> The task: Pick out all lines with the word "nfraudulent" from the records that follow.
== Listed records ==
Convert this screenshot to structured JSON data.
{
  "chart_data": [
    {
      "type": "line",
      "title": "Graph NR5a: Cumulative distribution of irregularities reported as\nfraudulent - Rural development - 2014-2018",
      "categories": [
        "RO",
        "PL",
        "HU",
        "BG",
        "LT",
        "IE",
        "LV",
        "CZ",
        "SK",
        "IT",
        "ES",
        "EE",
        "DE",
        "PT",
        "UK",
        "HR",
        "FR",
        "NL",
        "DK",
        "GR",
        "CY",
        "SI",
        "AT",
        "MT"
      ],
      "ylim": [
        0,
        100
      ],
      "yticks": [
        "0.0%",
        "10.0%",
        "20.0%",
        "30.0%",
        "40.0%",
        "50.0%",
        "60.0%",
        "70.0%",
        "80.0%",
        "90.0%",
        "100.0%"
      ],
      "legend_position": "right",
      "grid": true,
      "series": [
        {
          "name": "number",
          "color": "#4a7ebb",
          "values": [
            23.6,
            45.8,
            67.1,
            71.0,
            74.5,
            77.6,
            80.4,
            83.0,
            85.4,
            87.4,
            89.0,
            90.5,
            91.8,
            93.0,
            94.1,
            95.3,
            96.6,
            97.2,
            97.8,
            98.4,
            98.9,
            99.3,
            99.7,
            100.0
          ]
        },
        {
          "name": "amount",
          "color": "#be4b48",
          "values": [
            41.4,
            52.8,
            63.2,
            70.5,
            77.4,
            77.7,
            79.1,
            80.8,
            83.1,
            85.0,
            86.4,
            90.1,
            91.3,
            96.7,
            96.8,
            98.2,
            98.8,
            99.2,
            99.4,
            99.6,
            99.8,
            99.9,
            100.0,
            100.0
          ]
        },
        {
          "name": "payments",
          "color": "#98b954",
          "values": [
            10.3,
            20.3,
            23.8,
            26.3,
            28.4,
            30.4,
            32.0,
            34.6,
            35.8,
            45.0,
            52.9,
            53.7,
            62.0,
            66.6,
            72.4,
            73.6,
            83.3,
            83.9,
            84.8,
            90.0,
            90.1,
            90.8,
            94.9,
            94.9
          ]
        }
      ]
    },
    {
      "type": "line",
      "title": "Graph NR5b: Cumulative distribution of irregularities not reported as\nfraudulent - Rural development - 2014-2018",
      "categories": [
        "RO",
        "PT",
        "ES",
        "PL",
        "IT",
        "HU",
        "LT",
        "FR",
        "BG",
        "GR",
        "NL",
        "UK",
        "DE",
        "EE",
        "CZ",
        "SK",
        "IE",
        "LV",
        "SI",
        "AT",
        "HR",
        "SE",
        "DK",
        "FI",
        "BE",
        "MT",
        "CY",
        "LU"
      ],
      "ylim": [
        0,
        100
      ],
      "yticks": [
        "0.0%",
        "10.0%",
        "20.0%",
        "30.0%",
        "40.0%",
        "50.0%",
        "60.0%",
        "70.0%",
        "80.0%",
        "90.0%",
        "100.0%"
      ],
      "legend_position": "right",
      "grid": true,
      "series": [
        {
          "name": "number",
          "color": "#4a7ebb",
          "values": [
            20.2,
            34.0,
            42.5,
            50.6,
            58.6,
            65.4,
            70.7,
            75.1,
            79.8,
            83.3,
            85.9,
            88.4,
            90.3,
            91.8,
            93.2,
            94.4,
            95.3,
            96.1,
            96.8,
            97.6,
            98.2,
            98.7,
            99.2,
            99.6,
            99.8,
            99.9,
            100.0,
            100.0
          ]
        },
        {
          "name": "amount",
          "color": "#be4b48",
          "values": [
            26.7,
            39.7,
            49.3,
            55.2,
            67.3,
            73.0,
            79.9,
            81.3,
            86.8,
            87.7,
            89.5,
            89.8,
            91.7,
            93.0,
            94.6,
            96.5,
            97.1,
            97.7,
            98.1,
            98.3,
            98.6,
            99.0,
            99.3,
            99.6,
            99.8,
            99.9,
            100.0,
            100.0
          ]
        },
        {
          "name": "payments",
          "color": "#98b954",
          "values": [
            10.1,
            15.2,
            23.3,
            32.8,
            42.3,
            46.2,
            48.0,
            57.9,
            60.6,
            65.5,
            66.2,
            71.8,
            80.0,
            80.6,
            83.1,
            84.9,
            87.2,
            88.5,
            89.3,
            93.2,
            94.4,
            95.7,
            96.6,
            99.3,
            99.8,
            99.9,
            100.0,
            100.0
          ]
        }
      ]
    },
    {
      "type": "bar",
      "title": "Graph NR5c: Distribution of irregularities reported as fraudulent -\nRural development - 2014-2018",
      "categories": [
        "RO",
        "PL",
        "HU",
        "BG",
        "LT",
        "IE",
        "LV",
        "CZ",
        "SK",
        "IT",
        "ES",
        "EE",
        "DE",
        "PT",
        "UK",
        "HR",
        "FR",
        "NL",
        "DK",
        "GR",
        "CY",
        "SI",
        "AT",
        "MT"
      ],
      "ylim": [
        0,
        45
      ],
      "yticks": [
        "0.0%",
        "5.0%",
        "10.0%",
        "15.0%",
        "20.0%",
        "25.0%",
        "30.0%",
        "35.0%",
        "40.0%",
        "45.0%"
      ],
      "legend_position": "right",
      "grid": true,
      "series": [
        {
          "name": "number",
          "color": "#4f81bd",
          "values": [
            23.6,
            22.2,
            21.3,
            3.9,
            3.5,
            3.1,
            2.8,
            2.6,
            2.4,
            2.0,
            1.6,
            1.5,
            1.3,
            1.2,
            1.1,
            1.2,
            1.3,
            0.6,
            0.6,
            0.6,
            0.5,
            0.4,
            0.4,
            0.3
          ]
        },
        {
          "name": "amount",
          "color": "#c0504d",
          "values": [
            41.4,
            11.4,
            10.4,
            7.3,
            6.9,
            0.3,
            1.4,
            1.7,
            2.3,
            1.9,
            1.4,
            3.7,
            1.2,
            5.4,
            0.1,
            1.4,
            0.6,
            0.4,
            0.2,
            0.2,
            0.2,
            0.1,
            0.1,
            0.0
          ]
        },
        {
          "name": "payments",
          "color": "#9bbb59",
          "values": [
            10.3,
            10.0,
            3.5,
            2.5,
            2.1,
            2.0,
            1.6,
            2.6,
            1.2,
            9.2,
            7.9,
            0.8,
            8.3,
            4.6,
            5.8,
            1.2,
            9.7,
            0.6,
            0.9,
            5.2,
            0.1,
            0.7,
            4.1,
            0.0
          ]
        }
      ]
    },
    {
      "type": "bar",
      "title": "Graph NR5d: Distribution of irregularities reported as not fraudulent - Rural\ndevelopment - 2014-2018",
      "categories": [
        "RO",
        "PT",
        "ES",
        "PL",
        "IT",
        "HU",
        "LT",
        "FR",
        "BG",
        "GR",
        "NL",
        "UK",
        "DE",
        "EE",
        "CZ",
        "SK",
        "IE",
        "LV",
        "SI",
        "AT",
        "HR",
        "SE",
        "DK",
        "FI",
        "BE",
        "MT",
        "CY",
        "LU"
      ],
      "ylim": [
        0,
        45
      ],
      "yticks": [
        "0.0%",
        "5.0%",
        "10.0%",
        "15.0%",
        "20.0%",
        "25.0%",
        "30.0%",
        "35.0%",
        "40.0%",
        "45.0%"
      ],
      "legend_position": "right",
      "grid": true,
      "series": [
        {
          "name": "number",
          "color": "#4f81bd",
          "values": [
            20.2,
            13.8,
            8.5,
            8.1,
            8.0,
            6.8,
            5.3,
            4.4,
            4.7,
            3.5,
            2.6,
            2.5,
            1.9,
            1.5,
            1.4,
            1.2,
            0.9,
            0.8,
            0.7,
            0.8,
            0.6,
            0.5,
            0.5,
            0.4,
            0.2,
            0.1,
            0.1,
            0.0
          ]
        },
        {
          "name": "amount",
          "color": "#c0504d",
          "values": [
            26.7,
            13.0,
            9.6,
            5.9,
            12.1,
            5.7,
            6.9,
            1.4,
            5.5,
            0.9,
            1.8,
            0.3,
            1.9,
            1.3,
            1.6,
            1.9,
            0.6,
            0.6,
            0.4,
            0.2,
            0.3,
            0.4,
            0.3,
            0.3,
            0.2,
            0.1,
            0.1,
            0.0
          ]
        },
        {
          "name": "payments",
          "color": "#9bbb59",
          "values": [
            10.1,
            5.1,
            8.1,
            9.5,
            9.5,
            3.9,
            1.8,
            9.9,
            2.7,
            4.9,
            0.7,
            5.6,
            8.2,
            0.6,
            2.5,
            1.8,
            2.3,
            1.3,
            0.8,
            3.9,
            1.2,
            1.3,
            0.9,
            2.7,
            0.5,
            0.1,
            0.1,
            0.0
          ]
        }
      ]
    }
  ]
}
===
> Written answer:
      "title": "Graph NR5a: Cumulative distribution of irregularities reported as\nfraudulent - Rural development - 2014-2018",
      "title": "Graph NR5b: Cumulative distribution of irregularities not reported as\nfraudulent - Rural development - 2014-2018",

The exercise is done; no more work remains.